━━ DATA RECORDS

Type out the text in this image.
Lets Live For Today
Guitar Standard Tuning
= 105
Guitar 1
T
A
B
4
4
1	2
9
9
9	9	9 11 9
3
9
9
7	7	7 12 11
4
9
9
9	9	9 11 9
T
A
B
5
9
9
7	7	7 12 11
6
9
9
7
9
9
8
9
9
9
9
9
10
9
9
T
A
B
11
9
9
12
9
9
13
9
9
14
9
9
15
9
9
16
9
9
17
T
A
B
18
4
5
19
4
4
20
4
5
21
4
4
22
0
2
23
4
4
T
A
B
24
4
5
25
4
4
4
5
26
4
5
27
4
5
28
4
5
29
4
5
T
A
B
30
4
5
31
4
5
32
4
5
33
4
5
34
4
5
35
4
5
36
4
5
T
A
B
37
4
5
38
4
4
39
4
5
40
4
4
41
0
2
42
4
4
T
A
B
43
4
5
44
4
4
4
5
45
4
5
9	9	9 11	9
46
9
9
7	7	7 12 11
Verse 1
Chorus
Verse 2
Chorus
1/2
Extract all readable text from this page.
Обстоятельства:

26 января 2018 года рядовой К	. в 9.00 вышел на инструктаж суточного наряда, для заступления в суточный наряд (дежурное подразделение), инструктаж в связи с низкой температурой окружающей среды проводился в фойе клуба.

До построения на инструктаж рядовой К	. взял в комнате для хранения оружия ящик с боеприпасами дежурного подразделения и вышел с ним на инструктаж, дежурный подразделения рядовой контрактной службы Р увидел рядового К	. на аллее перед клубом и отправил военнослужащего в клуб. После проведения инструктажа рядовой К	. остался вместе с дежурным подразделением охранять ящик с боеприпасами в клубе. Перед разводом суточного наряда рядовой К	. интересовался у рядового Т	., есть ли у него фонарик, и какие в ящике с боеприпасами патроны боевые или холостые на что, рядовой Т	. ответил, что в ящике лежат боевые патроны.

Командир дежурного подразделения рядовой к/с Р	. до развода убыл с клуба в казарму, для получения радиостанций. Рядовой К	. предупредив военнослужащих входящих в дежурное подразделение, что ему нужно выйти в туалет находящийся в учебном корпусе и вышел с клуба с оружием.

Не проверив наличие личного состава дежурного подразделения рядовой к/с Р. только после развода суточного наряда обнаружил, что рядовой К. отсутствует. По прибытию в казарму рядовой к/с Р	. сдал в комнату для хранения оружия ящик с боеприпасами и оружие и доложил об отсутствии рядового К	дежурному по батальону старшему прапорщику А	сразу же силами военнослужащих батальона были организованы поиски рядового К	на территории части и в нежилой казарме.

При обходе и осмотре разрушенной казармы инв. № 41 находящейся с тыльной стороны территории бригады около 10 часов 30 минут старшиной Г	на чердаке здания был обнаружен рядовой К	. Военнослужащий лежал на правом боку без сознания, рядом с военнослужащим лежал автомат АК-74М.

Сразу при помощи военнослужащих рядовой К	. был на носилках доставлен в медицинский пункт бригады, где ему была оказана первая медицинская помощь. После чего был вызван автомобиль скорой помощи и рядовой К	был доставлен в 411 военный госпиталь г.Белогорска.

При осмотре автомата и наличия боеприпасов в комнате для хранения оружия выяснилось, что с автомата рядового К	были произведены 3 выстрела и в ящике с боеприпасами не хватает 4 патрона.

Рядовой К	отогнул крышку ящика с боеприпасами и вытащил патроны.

━━━━

> _EXERCISE DESCRIPTION_: Filter the records above and return every line that holds the word "this".

> _FINAL RESULT_:
Type out the text in this image.
Extract all readable text from this page.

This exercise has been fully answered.